# START OF SELECTED EXCERPT

At the moment, Rust's std and alloc crates assume the existence of a single global allocator, and that it's impossible to run out of memory. These are great assumptions for user-land processes, but, in principle, perfectly robust and perfectly re-usable library would love to opt-out of those.
My understanding is that "perfect" libraries, which do not want to bake this assumption in, would like to either accept a caller-provided allocation, or an allocator. Zig's APIs are a great example here --- every function that can allocate has an a: &Allocator parameter.
However, I actually haven't seen libraries, parameterized by the alloctor, in the wild. Libs like regex or fontdue look like they could, in theory, expose an API which use caller-provided allocator, but they are written under the alloc assumption anyway.
Why is this the case? Is it because no one actually needs this additional flexibility? Or is it because Rust type-system makes makes expressing this pattern significantly more awkward than just using a global allocator?
I don't think that's the case here, it seems this doesn't need any language/library features? The ongoing custom allocator work is orthogonal -- it makes the global infailable allocator model more flexible, but it doesn't fundamentally change it.
In more concrete terms, it seems that we have all the building blocks here since a long time? I am imagining an API like this could work:
Obviously, there are a lot of details library designers would have to nail down here, but, fundamentally, there's no requrenment that the API is provided by std.

# END OF SELECTED EXCERPT
# START OF PROVIDED RECORDS

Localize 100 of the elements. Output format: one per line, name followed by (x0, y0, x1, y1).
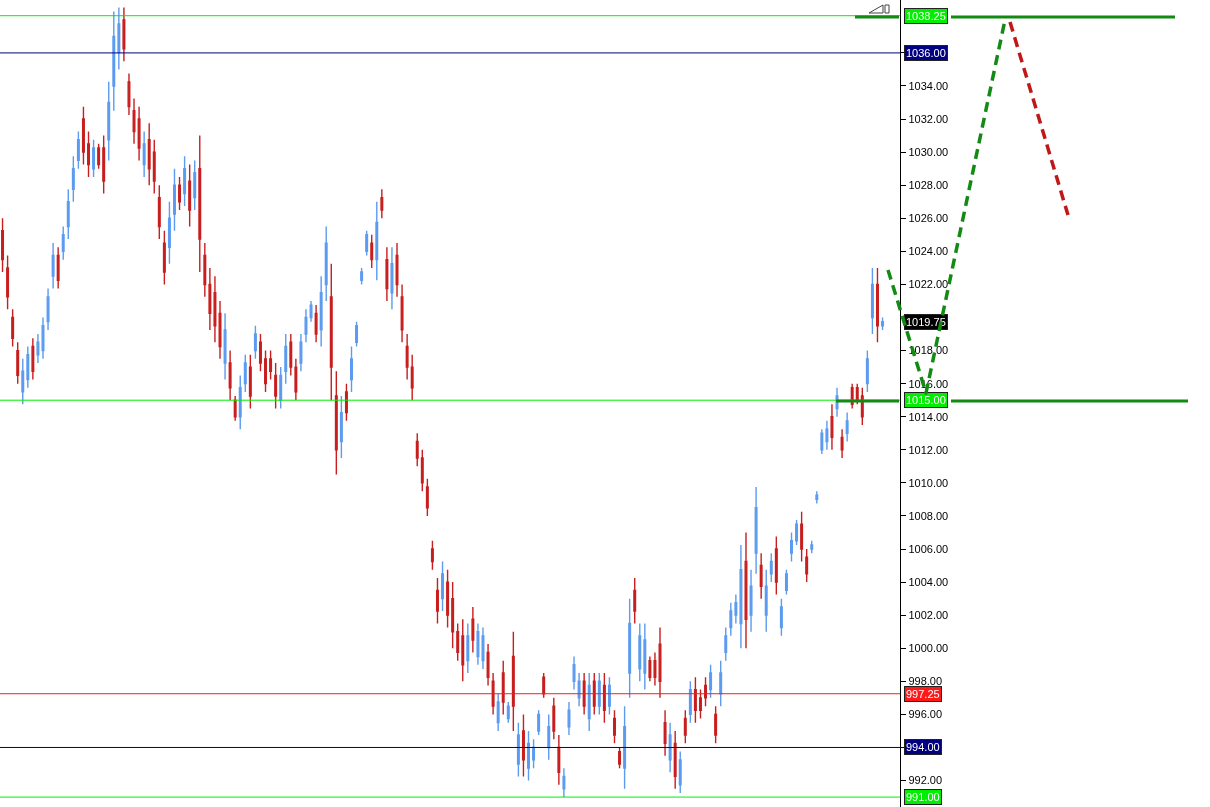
candlestick (56, 246, 60, 290)
candlestick (279, 366, 283, 410)
candlestick (76, 130, 80, 170)
candlestick (547, 713, 551, 761)
candlestick (810, 540, 814, 554)
candlestick (663, 709, 667, 757)
candlestick (107, 81, 111, 162)
candlestick (779, 597, 783, 637)
candlestick (390, 246, 394, 310)
candlestick (284, 333, 288, 385)
candlestick (668, 721, 672, 773)
candlestick (638, 622, 642, 683)
candlestick (577, 672, 581, 707)
candlestick (511, 631, 515, 732)
candlestick (435, 577, 439, 625)
candlestick (188, 163, 192, 228)
candlestick (734, 593, 738, 625)
candlestick (304, 308, 308, 344)
candlestick (537, 709, 541, 736)
candlestick (521, 713, 525, 778)
candlestick (420, 449, 424, 492)
y-tick-label: 1032.00 (908, 112, 949, 125)
candlestick (795, 519, 799, 546)
candlestick (506, 701, 510, 724)
candlestick (137, 105, 141, 162)
candlestick (243, 354, 247, 393)
candlestick (825, 420, 829, 451)
candlestick (203, 242, 207, 298)
candlestick (820, 428, 824, 455)
candlestick (66, 188, 70, 240)
candlestick (612, 709, 616, 745)
candlestick (501, 659, 505, 716)
candlestick (81, 105, 85, 166)
candlestick (805, 548, 809, 583)
candlestick (132, 97, 136, 145)
candlestick (385, 246, 389, 302)
candlestick (653, 651, 657, 687)
candlestick (881, 316, 885, 331)
candlestick (344, 382, 348, 422)
y-tick-label: 1034.00 (908, 79, 949, 92)
candlestick (425, 478, 429, 517)
candlestick (516, 721, 520, 778)
y-tick-label: 992.00 (908, 774, 943, 787)
candlestick (299, 333, 303, 372)
candlestick (582, 672, 586, 716)
candlestick (830, 403, 834, 451)
candlestick (456, 622, 460, 662)
candlestick (46, 287, 50, 331)
candlestick (208, 267, 212, 331)
ref-line-label: 1015.00 (906, 394, 946, 406)
candlestick (471, 606, 475, 654)
y-tick-label: 1008.00 (908, 509, 949, 522)
y-tick-label: 1026.00 (908, 212, 949, 225)
candlestick (840, 428, 844, 459)
candlestick (567, 701, 571, 736)
candlestick (198, 134, 202, 273)
y-tick-label: 1022.00 (908, 278, 949, 291)
candlestick (289, 333, 293, 377)
candlestick (41, 316, 45, 360)
candlestick (400, 283, 404, 344)
candlestick (678, 750, 682, 794)
candlestick (415, 432, 419, 468)
candlestick (744, 531, 748, 649)
candlestick (61, 225, 65, 261)
candlestick (71, 155, 75, 203)
candlestick (26, 345, 30, 389)
candlestick (749, 569, 753, 633)
candlestick (380, 188, 384, 219)
candlestick (248, 354, 252, 410)
y-tick-label: 1030.00 (908, 145, 949, 158)
candlestick (6, 254, 10, 310)
candlestick (451, 581, 455, 649)
candlestick (21, 358, 25, 406)
candlestick (860, 387, 864, 426)
candlestick (178, 176, 182, 211)
candlestick (865, 349, 869, 393)
candlestick (446, 569, 450, 629)
candlestick (264, 349, 268, 393)
candlestick (350, 345, 353, 393)
candlestick (430, 540, 434, 571)
candlestick (269, 349, 273, 381)
candlestick (193, 159, 197, 211)
candlestick (875, 267, 879, 344)
candlestick (597, 672, 601, 716)
candlestick (759, 552, 763, 600)
candlestick (800, 511, 804, 563)
candlestick (102, 134, 106, 195)
candlestick (213, 275, 217, 344)
candlestick (253, 325, 257, 360)
ref-line-label: 994.00 (906, 741, 940, 753)
candlestick (815, 490, 819, 505)
candlestick (365, 229, 369, 257)
y-tick-label: 1004.00 (908, 575, 949, 588)
candlestick (693, 676, 697, 724)
candlestick (142, 130, 146, 178)
candlestick (618, 746, 622, 769)
candlestick (11, 308, 15, 348)
candlestick (122, 6, 126, 62)
candlestick (572, 655, 576, 691)
candlestick (51, 242, 55, 290)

# END OF PROVIDED RECORDS

== OBJECTIVES ==
[A] Please copy the entries verbatim, from the line containing "candlestick (56, 246, 60, 290)" up to and including the line containing "candlestick (208, 267, 212, 331)".
[B] Write a continuation of the forum thread on caller-provided allocators in Rust libraries.

== RESPONSES TO THE EXERCISE ==
[A]
candlestick (56, 246, 60, 290)
candlestick (279, 366, 283, 410)
candlestick (76, 130, 80, 170)
candlestick (547, 713, 551, 761)
candlestick (810, 540, 814, 554)
candlestick (663, 709, 667, 757)
candlestick (107, 81, 111, 162)
candlestick (779, 597, 783, 637)
candlestick (390, 246, 394, 310)
candlestick (284, 333, 288, 385)
candlestick (668, 721, 672, 773)
candlestick (638, 622, 642, 683)
candlestick (577, 672, 581, 707)
candlestick (511, 631, 515, 732)
candlestick (435, 577, 439, 625)
candlestick (188, 163, 192, 228)
candlestick (734, 593, 738, 625)
candlestick (304, 308, 308, 344)
candlestick (537, 709, 541, 736)
candlestick (521, 713, 525, 778)
candlestick (420, 449, 424, 492)
y-tick-label: 1032.00 (908, 112, 949, 125)
candlestick (795, 519, 799, 546)
candlestick (506, 701, 510, 724)
candlestick (137, 105, 141, 162)
candlestick (243, 354, 247, 393)
candlestick (825, 420, 829, 451)
candlestick (203, 242, 207, 298)
candlestick (820, 428, 824, 455)
candlestick (66, 188, 70, 240)
candlestick (612, 709, 616, 745)
candlestick (501, 659, 505, 716)
candlestick (81, 105, 85, 166)
candlestick (805, 548, 809, 583)
candlestick (132, 97, 136, 145)
candlestick (385, 246, 389, 302)
candlestick (653, 651, 657, 687)
candlestick (881, 316, 885, 331)
candlestick (344, 382, 348, 422)
y-tick-label: 1034.00 (908, 79, 949, 92)
candlestick (425, 478, 429, 517)
candlestick (516, 721, 520, 778)
y-tick-label: 992.00 (908, 774, 943, 787)
candlestick (299, 333, 303, 372)
candlestick (582, 672, 586, 716)
candlestick (830, 403, 834, 451)
candlestick (456, 622, 460, 662)
candlestick (46, 287, 50, 331)
candlestick (208, 267, 212, 331)

[B]
A big problem is awareness and lack of examples. If you do not know more about allocators than that multiple exist and the standard library is at least my reference for good API design, not finding anything of help results in me ignoring custom allocators. Also, unsafe, if you try to keep it simple. Less unsafe is better.
I think it wouldn't be a bad idea to make that more flexible by:
Putting the functionality behind a trait, allowing for one of a multitude of potential allocators. This does assume that each allocator can adhere to the same API, which I don't know for a fact to be true.
Is there a way to life those fns into the safe realm? It's psychologically unsettling to see unsafe sprinkled all over code. These days I kind of see lots of unsafe in a crate as a bit of a red flag, and this would drop buckets of unsafe all over collection-like crates.
I mean, yeas, actually making something usable,safe-ish & ergonomic of out RegexAllocator would require a bunch of design work, but that's besides the point.
The point is that work isn't blocked on anything language-wise, but I find it surprising that I can't name a single library which tries to do that. So I am wondering why is that the case?
This I can answer from my own subjective experience: it's just easier to rely on the global allocator, and it's seldom an actual goal for me to control allocation strategy. The implicit assumption there is that the global allocator is "good enough".
I suppose the actual design of such a struct would be close to Waker/RawWaker? It'd be unsafe to construct but there is a public representation, and the use should be safe. It's not quite obvious how to do all of this in a user-defined crate outside of std if one wants to potentially make use of the vtable-hacks for a performant integration with trait impls.
That's not quite true. With regards to allocated data structures there are a lot of paper cuts that the standard libraries' containers solve by virtue of being integrated with the compiler and using unstable features. For example, coercion of Box<T> -> Box<dyn Trait>, as well as a couple of const methods, and the #[may_dangle] attribute. I suppose a fully custom alloc, independent of its GlobalAlloc but with functionality comparable to it, is slowly getting possible but currently you have to be quite inventive to work around restrictions. Plus, you need to duplicate a fair amount of code for the actual data structures.
In other regards, without-alloc tries to do something similar but actual integration with non-global allocators was halted on said paper cuts and the unclear direction of the allocator traits.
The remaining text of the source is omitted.